TASK TO COMPLETE ▸
Copy each line containing the word "watermark" from the records that follow, please.
** Begin RECORDS SHOWN **
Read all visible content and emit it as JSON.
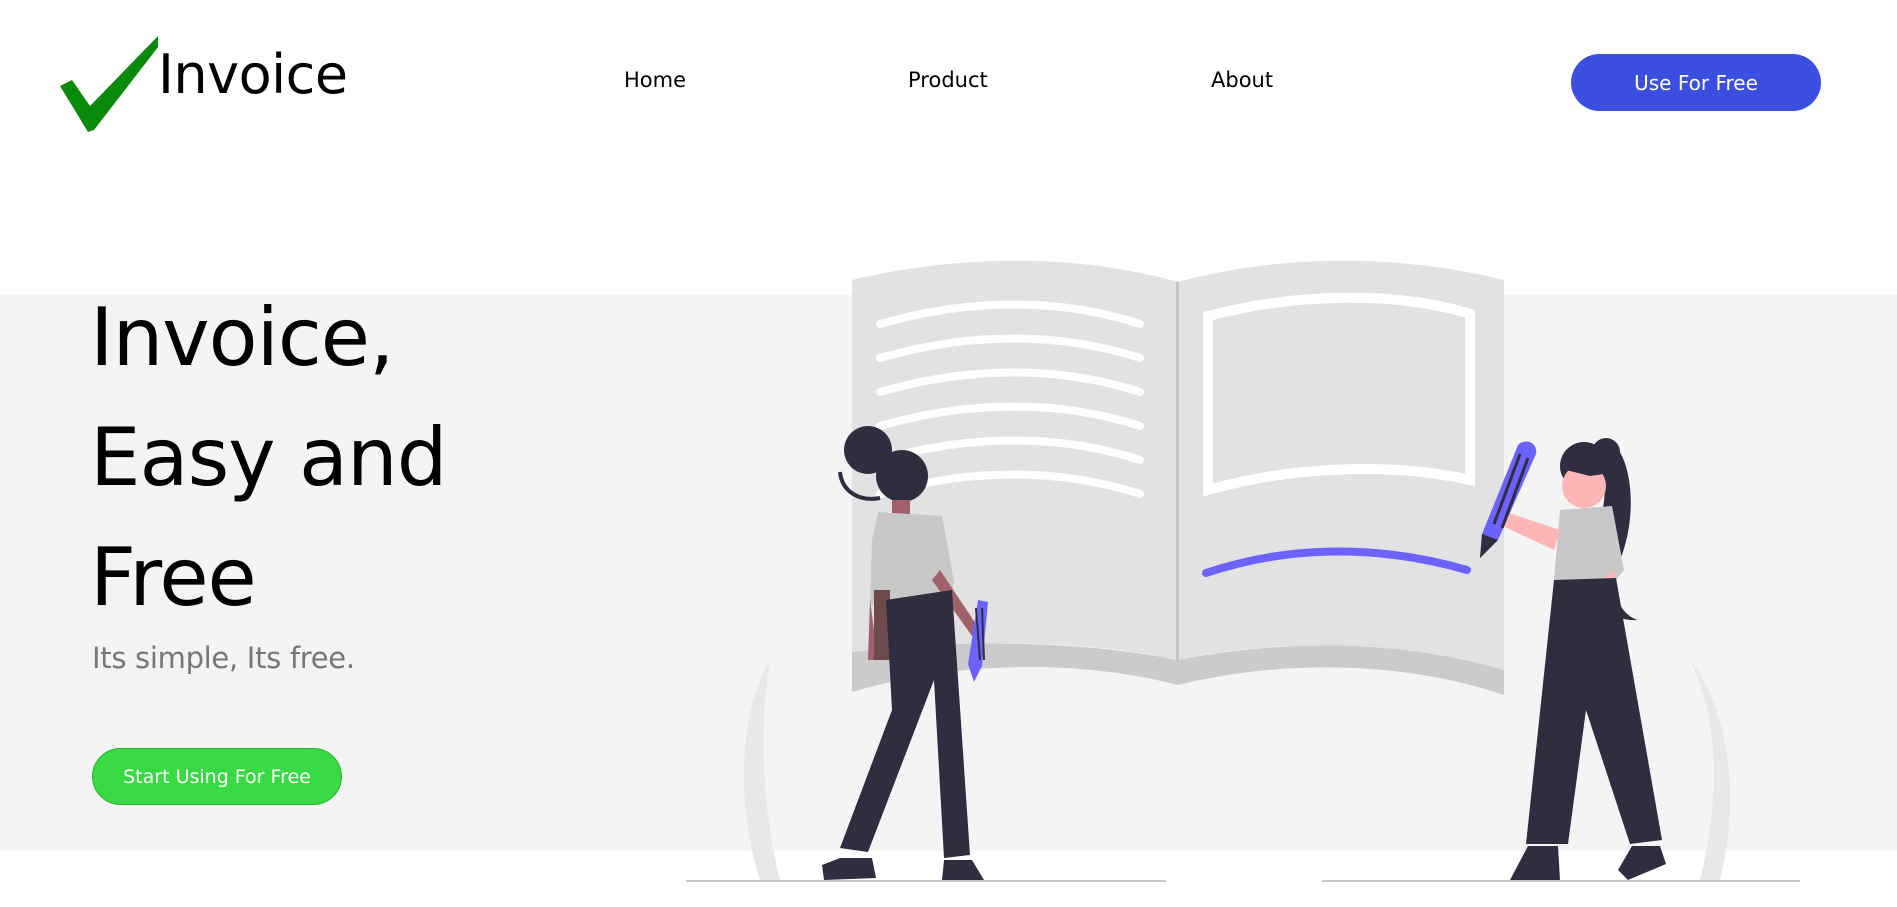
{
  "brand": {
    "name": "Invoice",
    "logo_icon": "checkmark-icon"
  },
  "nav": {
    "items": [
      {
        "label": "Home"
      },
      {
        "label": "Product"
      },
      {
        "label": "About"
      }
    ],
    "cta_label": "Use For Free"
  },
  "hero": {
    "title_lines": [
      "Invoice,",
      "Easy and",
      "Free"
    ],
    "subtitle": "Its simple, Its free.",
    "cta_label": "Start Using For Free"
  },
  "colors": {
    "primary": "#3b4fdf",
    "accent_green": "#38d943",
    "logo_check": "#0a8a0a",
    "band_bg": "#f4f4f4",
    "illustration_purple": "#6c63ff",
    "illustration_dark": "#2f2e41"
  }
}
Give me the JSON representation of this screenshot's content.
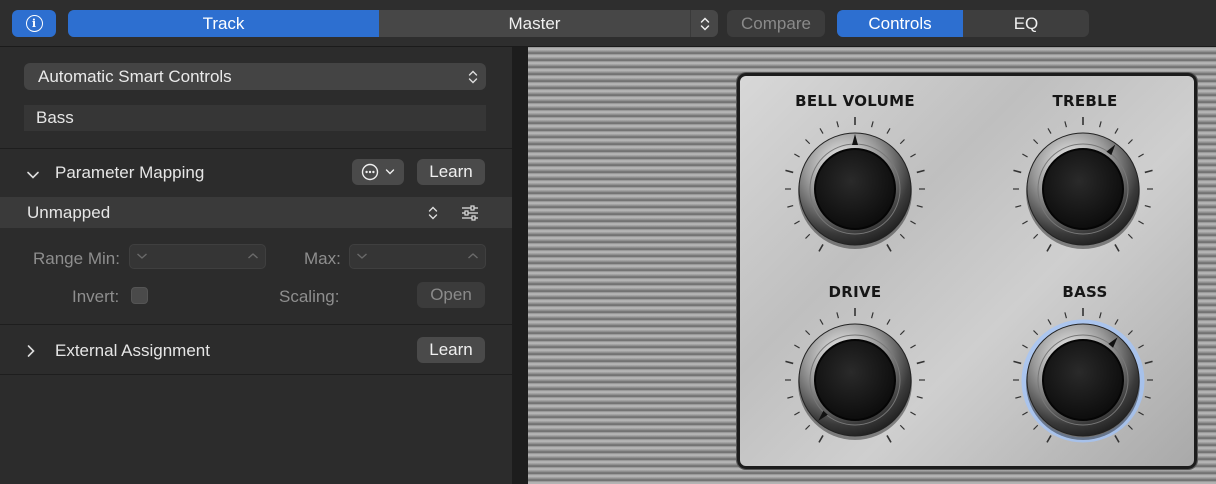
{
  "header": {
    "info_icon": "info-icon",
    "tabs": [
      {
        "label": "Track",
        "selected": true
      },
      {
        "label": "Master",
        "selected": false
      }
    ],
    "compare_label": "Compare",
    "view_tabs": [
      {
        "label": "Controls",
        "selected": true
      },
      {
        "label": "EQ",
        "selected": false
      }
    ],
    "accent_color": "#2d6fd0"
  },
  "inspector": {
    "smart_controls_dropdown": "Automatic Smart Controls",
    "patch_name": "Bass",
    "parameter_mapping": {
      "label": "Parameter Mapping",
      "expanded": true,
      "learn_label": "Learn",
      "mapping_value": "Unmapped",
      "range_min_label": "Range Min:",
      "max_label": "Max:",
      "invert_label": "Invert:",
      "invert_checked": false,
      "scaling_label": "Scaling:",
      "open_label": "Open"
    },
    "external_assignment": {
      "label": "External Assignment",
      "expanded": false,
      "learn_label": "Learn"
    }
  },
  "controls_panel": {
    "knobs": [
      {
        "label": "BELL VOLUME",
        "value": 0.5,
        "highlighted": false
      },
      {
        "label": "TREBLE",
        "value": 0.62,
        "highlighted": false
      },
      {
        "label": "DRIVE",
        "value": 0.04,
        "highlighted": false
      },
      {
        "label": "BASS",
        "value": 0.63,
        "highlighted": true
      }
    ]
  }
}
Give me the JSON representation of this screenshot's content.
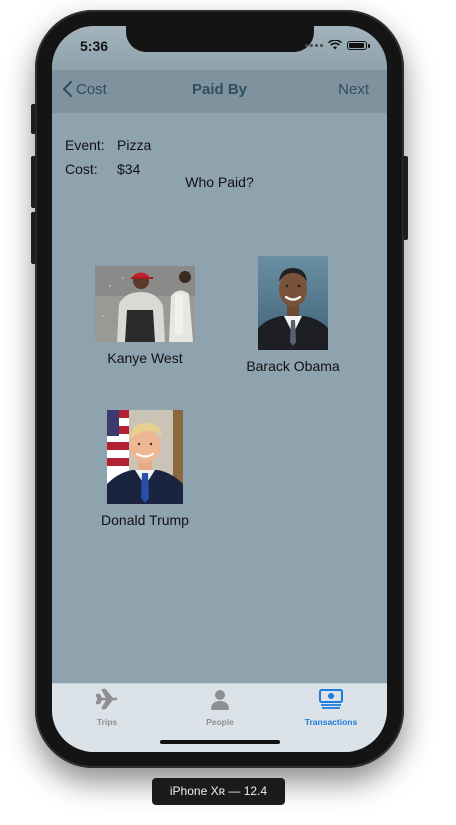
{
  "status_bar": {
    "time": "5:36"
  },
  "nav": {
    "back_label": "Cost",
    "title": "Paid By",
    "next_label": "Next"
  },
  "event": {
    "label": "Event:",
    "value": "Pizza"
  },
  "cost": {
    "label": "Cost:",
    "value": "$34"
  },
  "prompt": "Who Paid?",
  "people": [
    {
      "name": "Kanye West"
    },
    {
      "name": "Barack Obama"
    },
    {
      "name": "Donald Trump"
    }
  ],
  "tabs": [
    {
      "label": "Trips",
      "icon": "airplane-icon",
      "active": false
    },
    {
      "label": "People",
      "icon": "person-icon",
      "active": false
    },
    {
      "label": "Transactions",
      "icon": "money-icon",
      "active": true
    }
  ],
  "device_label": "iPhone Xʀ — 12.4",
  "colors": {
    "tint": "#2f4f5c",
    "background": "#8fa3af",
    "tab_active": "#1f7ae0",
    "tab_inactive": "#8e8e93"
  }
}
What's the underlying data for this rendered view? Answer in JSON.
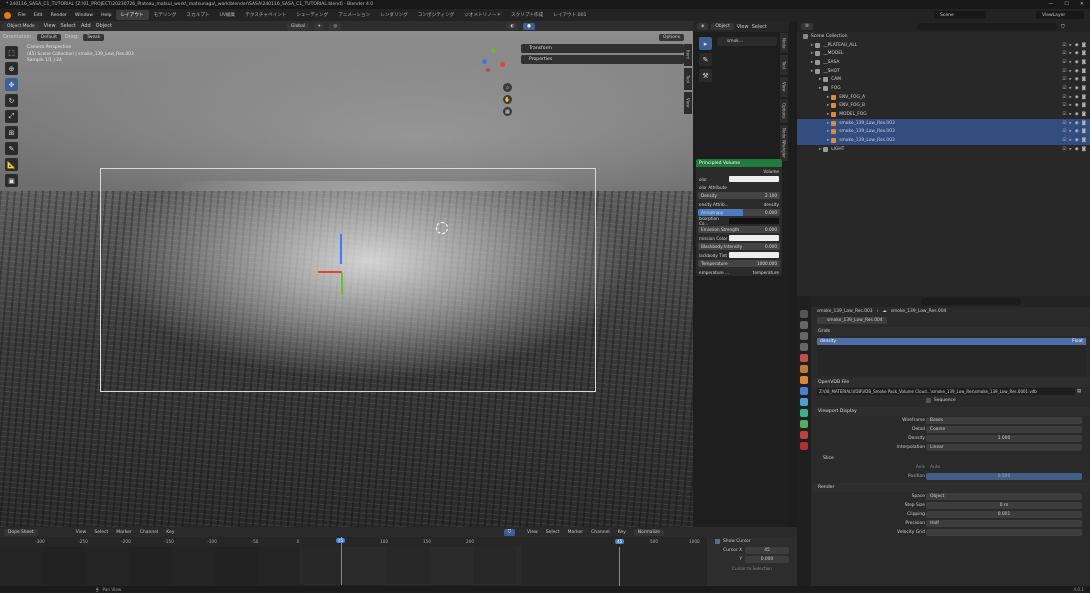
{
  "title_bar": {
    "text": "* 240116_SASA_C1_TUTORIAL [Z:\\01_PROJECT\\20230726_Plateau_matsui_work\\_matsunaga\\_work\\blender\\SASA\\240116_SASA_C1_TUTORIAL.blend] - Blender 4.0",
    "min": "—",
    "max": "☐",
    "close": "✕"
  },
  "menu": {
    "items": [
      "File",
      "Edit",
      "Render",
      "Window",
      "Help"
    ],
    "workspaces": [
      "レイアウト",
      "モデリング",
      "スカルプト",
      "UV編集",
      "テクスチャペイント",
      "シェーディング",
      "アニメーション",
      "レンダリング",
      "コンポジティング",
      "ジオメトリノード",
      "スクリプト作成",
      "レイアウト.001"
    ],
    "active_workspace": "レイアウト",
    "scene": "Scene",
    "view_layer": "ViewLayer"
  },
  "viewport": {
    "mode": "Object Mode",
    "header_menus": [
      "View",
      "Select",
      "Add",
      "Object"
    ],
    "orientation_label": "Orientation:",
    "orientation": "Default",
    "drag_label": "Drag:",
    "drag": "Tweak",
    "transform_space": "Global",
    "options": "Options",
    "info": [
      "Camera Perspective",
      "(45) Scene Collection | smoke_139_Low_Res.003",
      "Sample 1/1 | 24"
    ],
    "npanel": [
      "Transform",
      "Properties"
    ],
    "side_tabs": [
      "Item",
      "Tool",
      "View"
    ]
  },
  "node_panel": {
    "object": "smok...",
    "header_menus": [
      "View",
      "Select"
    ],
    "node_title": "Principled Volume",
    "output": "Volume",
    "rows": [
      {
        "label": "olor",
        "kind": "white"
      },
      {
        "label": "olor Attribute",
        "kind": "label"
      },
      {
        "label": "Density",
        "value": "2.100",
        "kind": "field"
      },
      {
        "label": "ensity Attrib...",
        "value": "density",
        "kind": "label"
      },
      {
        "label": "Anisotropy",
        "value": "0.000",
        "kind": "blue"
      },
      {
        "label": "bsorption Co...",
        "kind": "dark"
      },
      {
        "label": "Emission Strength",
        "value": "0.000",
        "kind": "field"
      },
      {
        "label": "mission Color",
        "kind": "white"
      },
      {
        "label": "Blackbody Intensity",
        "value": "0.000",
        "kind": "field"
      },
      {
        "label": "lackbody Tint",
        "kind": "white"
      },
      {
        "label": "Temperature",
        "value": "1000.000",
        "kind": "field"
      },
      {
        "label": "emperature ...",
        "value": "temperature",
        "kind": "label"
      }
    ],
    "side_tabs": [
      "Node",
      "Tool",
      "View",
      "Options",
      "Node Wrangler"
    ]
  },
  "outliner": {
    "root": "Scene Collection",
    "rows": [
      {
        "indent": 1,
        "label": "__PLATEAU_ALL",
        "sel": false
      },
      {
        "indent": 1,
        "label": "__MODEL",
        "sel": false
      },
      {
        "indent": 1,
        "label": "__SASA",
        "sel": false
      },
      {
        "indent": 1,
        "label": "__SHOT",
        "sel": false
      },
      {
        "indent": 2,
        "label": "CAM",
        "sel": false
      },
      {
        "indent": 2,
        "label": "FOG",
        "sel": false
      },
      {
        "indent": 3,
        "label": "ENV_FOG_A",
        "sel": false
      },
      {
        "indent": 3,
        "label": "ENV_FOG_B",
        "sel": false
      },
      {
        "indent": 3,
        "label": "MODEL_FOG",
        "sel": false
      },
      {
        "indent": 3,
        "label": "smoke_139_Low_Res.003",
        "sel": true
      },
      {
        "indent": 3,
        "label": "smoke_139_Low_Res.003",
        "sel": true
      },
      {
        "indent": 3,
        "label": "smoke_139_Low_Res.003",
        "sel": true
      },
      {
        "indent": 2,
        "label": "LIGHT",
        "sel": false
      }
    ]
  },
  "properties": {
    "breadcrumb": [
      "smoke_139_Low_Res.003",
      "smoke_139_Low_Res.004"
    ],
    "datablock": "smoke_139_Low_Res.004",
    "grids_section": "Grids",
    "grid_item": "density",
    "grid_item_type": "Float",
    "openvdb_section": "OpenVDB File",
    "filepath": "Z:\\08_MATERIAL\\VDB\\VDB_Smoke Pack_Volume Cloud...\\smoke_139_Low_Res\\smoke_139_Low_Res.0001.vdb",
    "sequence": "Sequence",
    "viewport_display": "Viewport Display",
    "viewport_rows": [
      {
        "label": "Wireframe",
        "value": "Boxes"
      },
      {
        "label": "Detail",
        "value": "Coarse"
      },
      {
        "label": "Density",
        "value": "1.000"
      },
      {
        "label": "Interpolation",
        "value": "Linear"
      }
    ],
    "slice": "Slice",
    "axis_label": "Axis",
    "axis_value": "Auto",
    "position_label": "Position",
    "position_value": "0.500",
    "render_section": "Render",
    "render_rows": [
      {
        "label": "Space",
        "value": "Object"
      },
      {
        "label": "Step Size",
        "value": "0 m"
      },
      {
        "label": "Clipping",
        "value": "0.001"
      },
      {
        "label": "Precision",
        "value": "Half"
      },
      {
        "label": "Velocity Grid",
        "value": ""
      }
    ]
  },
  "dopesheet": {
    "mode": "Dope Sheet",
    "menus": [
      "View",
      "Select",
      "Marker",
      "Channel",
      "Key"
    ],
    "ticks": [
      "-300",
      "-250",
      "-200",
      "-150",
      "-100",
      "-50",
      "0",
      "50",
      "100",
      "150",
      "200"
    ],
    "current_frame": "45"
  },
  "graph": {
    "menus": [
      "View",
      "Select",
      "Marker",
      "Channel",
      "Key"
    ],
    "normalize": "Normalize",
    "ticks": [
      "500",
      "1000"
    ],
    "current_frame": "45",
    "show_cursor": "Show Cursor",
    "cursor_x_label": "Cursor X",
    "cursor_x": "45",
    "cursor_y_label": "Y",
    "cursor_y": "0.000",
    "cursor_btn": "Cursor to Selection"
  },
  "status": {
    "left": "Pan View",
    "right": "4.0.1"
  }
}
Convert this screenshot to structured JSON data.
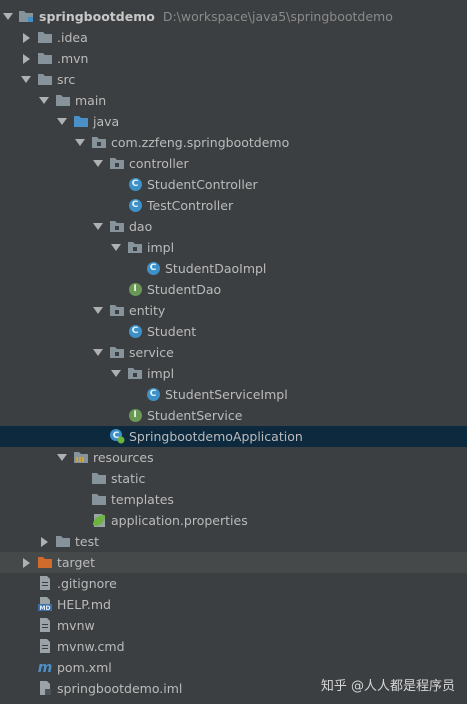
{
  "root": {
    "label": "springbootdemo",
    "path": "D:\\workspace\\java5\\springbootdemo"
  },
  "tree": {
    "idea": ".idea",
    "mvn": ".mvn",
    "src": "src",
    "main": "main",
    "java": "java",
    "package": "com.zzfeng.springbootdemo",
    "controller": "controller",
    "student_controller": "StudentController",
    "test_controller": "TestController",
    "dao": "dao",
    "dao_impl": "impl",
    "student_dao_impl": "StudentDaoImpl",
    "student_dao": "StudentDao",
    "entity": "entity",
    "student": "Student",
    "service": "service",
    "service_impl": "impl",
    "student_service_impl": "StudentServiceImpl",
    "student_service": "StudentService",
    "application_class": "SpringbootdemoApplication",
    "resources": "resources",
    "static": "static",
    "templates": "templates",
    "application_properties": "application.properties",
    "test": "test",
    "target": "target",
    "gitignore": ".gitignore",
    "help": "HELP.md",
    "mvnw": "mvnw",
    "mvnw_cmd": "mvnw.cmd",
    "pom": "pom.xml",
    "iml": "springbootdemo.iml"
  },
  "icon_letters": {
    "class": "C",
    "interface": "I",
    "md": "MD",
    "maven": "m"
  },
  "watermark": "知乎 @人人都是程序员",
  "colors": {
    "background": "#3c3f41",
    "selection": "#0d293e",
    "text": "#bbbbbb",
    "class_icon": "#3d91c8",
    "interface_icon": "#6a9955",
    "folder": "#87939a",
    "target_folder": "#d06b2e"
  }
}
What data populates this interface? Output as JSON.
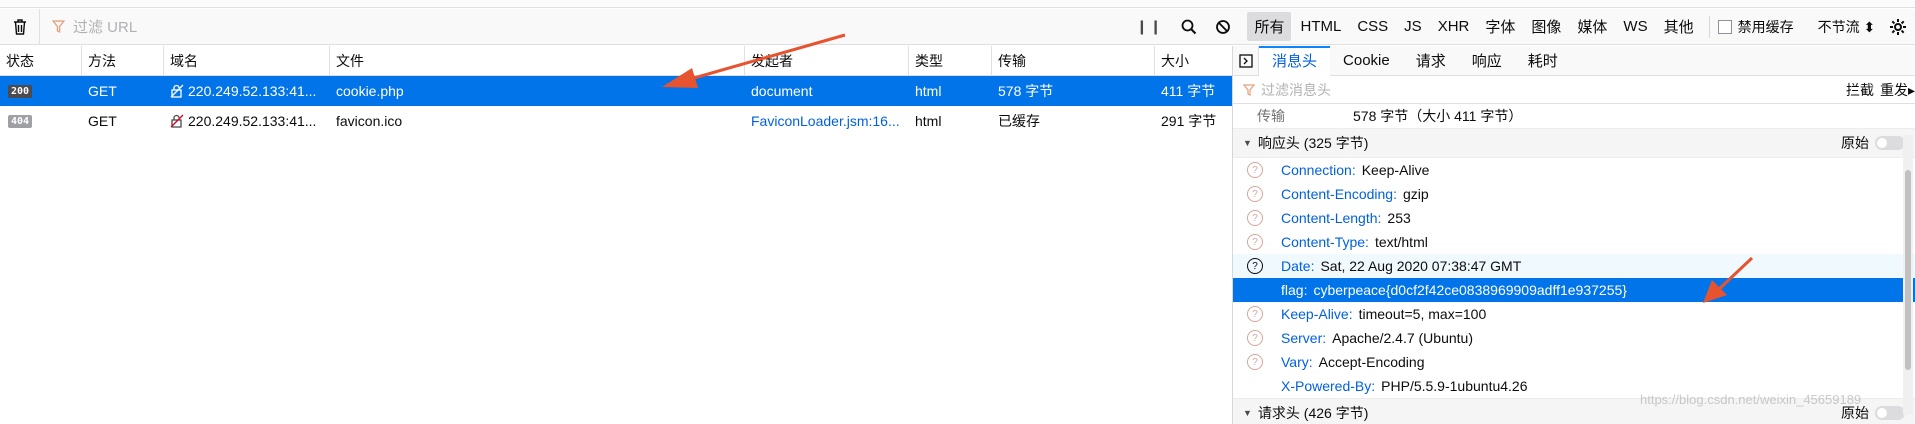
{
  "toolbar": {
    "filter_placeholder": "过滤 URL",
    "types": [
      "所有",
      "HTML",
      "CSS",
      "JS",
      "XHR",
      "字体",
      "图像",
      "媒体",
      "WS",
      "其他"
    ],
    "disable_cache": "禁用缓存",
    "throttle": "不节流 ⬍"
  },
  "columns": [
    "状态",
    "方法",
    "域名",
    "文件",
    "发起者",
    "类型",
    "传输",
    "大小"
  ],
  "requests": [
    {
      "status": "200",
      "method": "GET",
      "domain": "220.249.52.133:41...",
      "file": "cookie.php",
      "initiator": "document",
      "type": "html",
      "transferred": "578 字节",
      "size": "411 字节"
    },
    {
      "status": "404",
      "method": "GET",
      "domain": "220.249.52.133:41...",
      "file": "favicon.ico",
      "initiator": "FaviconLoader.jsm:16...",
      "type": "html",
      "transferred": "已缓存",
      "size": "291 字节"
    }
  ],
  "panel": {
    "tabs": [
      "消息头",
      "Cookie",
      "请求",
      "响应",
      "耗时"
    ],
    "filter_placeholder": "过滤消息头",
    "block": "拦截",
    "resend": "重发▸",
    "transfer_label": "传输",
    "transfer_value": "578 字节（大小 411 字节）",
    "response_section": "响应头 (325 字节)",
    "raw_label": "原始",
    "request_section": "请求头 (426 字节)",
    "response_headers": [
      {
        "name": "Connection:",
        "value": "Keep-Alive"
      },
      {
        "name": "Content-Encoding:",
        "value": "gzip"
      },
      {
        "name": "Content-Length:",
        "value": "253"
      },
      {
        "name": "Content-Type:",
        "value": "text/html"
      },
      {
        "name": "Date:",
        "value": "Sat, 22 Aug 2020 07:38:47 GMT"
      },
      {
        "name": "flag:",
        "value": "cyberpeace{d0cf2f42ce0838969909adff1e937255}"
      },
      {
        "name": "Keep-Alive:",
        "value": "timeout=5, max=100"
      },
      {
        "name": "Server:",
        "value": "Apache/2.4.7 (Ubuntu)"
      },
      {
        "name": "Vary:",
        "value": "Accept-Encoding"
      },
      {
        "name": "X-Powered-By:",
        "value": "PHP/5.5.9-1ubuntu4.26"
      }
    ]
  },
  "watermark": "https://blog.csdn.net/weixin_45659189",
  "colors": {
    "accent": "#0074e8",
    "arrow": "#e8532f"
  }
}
** End RECORDS SHOWN **
REPLY TO THE EXERCISE ▸
  "watermark": "知乎 @人人都是程序员",
  "watermark": "https://blog.csdn.net/weixin_45659189",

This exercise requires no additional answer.